▶ Entries from a dataset:
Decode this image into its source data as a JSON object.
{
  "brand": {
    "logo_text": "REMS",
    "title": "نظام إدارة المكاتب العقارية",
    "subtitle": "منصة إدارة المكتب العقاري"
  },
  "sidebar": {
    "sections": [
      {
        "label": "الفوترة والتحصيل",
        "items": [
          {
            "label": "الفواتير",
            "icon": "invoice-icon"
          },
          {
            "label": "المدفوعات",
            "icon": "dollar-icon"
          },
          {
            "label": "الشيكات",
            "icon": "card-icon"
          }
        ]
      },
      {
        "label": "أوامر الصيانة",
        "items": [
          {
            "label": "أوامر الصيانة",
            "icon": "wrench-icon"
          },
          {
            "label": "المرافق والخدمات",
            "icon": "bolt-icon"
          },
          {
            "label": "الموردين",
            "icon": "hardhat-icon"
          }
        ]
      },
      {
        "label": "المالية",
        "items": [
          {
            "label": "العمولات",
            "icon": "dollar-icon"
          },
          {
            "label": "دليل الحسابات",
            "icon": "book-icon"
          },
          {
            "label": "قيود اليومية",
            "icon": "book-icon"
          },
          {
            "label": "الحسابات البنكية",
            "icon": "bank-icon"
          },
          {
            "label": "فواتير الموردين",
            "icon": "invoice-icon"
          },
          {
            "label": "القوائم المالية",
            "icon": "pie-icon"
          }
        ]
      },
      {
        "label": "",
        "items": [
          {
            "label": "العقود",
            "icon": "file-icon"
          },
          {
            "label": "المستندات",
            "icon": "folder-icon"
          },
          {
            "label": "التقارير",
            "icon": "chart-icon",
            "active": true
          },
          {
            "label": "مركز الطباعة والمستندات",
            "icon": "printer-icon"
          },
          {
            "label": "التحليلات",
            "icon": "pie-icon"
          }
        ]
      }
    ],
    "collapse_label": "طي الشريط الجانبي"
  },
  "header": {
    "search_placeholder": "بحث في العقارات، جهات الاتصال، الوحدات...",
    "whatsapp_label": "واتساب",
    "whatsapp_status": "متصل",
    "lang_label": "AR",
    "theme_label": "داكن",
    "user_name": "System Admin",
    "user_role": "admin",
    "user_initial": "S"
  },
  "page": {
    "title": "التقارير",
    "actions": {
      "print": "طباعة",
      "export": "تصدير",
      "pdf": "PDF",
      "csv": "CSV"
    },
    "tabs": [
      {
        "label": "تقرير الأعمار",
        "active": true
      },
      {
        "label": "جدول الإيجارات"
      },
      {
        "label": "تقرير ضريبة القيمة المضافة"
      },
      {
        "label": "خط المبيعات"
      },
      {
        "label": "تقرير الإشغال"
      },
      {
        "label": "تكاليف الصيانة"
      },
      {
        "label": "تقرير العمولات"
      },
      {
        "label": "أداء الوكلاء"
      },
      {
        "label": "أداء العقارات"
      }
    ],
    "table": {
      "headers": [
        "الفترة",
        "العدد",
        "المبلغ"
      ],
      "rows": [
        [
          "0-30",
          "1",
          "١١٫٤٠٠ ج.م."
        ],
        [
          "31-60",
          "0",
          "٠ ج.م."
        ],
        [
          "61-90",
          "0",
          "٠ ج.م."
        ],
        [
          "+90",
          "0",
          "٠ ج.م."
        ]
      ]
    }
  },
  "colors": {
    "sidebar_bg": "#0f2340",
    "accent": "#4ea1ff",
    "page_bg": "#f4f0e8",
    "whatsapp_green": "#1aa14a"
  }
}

▶ EXERCISE DETAILS: Isolate the lines that hold the word "العمولات" and copy all of them.

▶ FINISHED TASK:
            "label": "العمولات",
        "label": "تقرير العمولات"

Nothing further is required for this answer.